## Prompt
Could you reproduce the listing word for word, from its first line through the line containing "x-tick-label-8A: 8A <box>361", with both included?

## Data entries
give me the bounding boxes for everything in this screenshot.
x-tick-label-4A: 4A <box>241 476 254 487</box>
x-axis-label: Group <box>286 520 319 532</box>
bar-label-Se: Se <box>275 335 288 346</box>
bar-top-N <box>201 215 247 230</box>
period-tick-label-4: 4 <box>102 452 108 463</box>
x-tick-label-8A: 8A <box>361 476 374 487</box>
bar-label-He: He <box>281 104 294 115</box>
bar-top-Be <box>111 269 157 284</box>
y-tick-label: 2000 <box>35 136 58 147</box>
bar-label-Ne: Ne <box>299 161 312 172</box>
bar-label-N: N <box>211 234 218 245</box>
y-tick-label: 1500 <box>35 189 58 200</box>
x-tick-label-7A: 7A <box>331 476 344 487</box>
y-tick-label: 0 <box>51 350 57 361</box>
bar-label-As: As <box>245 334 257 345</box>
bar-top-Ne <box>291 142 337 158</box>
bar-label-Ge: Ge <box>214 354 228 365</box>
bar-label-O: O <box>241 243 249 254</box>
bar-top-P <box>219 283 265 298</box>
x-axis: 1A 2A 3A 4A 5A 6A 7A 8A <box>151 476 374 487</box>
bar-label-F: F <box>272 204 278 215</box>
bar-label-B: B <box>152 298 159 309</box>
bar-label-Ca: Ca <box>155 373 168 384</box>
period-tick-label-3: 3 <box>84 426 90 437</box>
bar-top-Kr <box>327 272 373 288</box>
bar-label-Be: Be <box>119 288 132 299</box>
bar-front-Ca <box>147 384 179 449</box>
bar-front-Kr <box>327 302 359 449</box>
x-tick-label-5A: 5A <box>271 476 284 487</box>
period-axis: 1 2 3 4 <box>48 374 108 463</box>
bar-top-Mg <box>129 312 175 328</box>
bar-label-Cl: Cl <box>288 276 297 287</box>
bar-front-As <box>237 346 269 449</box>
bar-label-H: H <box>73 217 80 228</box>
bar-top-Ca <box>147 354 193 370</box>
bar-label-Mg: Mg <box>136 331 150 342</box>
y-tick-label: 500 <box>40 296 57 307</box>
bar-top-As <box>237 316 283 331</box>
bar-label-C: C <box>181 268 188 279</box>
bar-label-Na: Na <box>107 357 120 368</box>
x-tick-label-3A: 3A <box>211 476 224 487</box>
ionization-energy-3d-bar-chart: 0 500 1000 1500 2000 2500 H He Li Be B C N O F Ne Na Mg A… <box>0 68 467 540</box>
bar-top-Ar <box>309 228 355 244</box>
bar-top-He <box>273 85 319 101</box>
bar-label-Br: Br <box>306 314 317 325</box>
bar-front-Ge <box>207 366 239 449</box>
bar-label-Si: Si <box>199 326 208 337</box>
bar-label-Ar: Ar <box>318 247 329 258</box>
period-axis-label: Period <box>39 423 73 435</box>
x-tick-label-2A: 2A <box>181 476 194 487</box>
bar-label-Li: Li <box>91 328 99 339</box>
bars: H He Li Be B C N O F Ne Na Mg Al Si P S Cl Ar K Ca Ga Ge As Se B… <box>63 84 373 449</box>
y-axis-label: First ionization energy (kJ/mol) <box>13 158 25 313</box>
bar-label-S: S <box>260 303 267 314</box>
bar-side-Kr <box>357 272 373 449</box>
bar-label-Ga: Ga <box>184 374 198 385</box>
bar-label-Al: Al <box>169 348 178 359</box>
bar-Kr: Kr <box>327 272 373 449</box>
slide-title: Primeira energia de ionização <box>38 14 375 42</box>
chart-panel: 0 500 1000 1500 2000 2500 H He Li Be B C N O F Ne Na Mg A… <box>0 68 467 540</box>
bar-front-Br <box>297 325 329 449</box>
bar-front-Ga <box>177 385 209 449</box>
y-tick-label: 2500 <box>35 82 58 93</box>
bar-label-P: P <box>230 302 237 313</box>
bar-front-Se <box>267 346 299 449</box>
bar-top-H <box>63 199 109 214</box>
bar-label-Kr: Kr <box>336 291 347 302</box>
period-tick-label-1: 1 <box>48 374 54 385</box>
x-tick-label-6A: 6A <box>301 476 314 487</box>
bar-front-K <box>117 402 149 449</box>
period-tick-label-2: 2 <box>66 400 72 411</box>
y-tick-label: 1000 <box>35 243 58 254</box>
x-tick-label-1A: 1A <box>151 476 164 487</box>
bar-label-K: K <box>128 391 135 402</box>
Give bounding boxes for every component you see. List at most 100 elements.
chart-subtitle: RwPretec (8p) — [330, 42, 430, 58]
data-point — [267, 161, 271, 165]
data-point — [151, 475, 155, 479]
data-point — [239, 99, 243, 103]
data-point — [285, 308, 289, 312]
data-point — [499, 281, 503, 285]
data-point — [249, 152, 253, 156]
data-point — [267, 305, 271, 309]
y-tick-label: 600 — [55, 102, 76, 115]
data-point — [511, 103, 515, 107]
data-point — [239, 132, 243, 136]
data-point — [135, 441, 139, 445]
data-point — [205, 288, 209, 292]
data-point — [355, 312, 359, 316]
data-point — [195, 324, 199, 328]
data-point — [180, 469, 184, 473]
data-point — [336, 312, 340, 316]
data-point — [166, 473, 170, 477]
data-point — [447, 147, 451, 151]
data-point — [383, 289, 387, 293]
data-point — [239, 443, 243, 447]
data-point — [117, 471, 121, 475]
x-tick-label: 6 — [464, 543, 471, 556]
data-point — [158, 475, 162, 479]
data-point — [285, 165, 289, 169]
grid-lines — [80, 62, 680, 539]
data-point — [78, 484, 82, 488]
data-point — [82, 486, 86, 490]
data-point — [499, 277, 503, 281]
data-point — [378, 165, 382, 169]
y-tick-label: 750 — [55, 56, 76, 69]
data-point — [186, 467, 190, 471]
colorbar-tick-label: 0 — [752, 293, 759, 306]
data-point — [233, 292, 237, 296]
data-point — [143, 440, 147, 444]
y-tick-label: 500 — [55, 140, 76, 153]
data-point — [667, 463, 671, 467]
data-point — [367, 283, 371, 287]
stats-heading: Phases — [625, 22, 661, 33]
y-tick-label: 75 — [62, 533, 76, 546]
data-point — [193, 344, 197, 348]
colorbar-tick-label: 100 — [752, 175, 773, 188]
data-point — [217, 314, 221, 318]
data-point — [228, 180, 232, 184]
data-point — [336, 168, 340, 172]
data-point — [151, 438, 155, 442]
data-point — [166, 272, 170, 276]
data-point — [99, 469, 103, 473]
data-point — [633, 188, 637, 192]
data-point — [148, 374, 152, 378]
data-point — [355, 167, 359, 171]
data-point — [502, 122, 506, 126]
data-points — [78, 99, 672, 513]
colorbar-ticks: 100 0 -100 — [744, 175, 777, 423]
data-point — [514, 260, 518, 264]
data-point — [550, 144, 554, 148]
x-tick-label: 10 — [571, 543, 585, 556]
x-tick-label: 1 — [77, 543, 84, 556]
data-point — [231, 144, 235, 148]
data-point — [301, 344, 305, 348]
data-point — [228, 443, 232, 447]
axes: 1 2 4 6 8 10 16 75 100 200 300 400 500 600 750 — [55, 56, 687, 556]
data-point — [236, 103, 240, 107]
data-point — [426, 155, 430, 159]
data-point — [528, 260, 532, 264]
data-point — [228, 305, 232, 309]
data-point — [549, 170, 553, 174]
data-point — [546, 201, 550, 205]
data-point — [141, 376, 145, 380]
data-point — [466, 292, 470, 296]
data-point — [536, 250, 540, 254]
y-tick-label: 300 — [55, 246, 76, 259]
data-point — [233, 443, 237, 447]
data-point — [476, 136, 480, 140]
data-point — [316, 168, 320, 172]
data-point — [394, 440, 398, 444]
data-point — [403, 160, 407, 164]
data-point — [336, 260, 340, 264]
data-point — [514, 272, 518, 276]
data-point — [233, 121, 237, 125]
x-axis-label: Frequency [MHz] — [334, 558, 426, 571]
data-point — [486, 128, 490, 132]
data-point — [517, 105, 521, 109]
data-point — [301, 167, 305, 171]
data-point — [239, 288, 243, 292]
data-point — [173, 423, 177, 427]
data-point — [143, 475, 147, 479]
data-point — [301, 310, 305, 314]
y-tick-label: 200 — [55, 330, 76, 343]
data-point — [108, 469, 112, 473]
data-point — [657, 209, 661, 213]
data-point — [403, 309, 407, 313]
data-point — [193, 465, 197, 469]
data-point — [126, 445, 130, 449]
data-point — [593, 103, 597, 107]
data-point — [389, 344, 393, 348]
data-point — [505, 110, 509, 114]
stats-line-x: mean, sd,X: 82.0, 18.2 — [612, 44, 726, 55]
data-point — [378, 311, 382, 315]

## Answer in full
give me the bounding boxes for everything in this screenshot.
x-tick-label-4A: 4A <box>241 476 254 487</box>
x-axis-label: Group <box>286 520 319 532</box>
bar-label-Se: Se <box>275 335 288 346</box>
bar-top-N <box>201 215 247 230</box>
period-tick-label-4: 4 <box>102 452 108 463</box>
x-tick-label-8A: 8A <box>361 476 374 487</box>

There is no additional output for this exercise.